Your objective →
Make an exact copy of the records, with the pictures left out.

Data items
**********
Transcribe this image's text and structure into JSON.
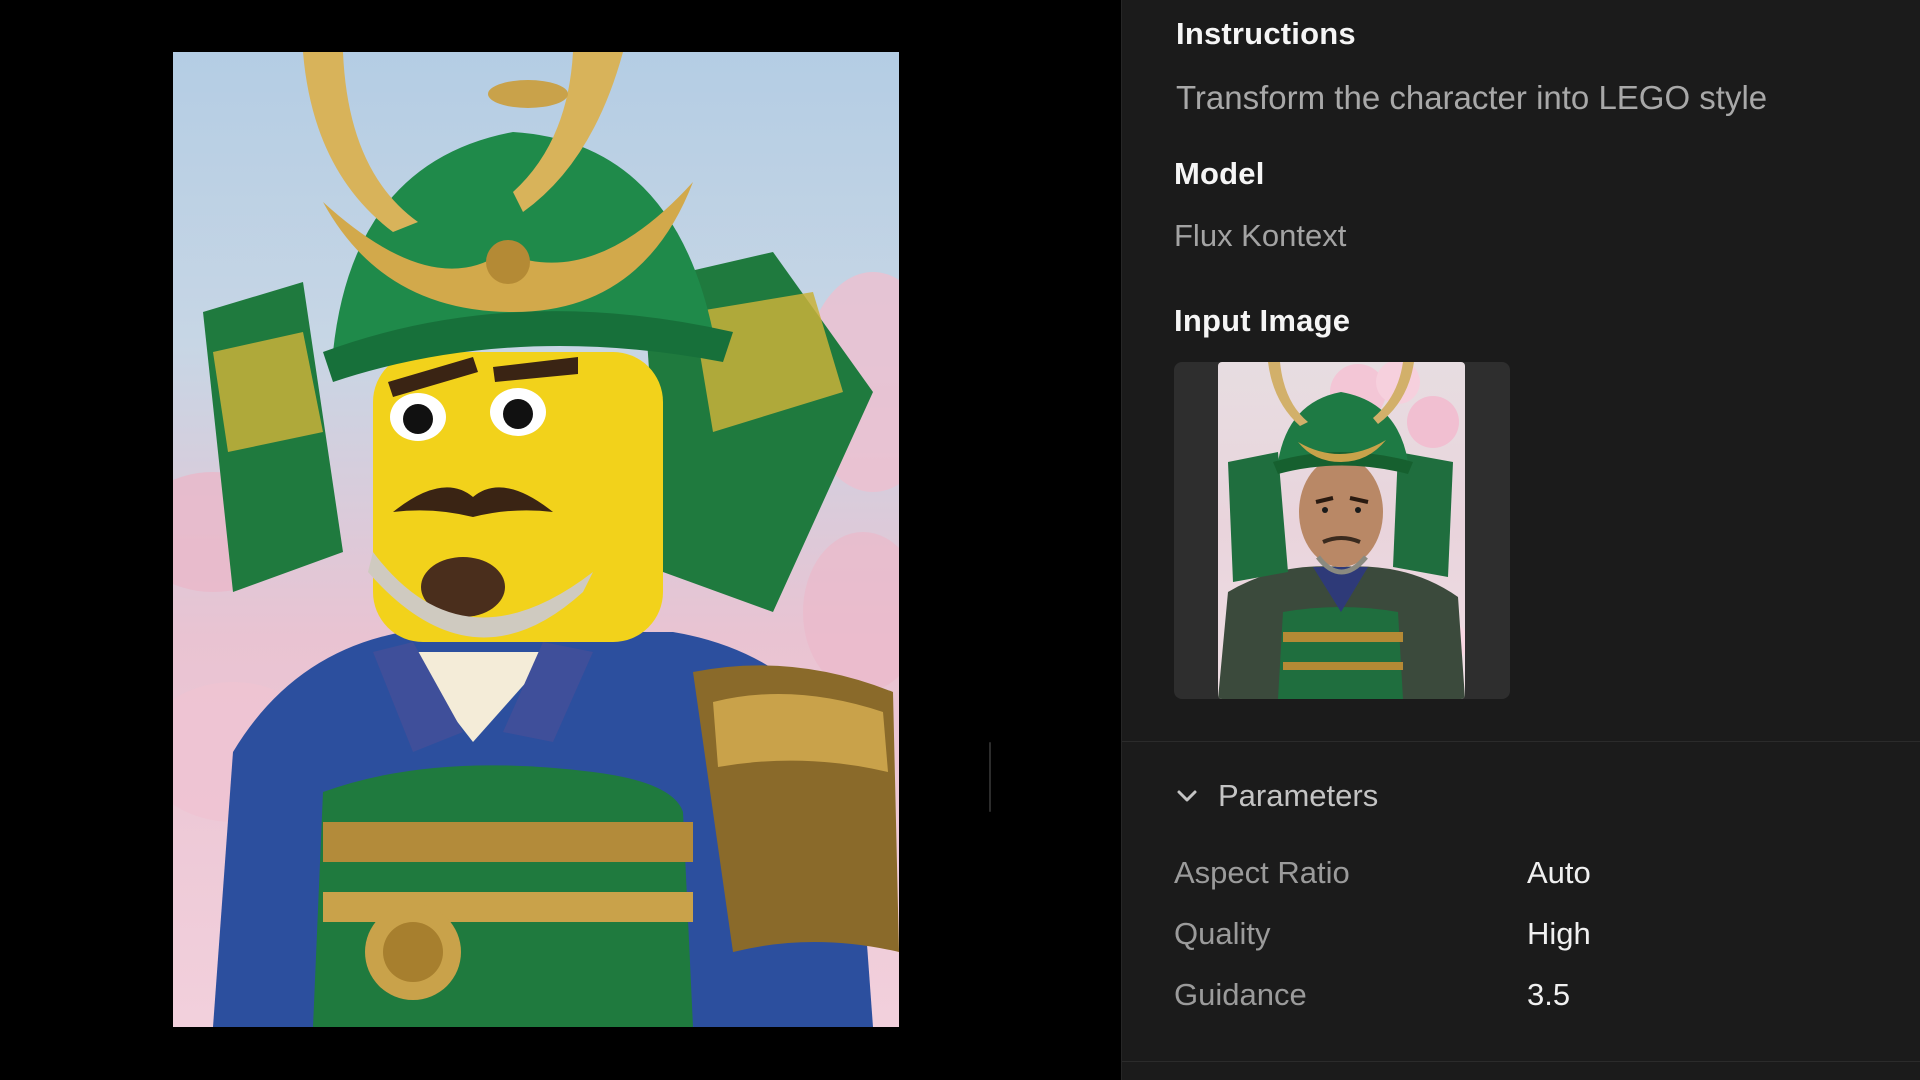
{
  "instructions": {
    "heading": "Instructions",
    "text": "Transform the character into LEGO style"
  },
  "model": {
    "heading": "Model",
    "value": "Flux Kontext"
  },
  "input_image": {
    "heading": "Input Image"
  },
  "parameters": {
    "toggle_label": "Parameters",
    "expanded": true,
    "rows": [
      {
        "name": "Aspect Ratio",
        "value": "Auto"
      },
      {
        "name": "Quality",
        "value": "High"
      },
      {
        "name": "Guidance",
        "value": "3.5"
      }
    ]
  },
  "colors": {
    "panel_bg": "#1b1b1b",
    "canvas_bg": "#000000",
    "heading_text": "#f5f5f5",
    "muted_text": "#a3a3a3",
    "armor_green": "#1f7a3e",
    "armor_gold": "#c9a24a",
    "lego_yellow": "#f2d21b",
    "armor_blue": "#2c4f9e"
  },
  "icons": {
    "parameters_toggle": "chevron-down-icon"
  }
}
**********
Solved exercise →
Transcribe this image's text and structure into JSON.
{
  "instructions": {
    "heading": "Instructions",
    "text": "Transform the character into LEGO style"
  },
  "model": {
    "heading": "Model",
    "value": "Flux Kontext"
  },
  "input_image": {
    "heading": "Input Image"
  },
  "parameters": {
    "toggle_label": "Parameters",
    "expanded": true,
    "rows": [
      {
        "name": "Aspect Ratio",
        "value": "Auto"
      },
      {
        "name": "Quality",
        "value": "High"
      },
      {
        "name": "Guidance",
        "value": "3.5"
      }
    ]
  },
  "colors": {
    "panel_bg": "#1b1b1b",
    "canvas_bg": "#000000",
    "heading_text": "#f5f5f5",
    "muted_text": "#a3a3a3",
    "armor_green": "#1f7a3e",
    "armor_gold": "#c9a24a",
    "lego_yellow": "#f2d21b",
    "armor_blue": "#2c4f9e"
  },
  "icons": {
    "parameters_toggle": "chevron-down-icon"
  }
}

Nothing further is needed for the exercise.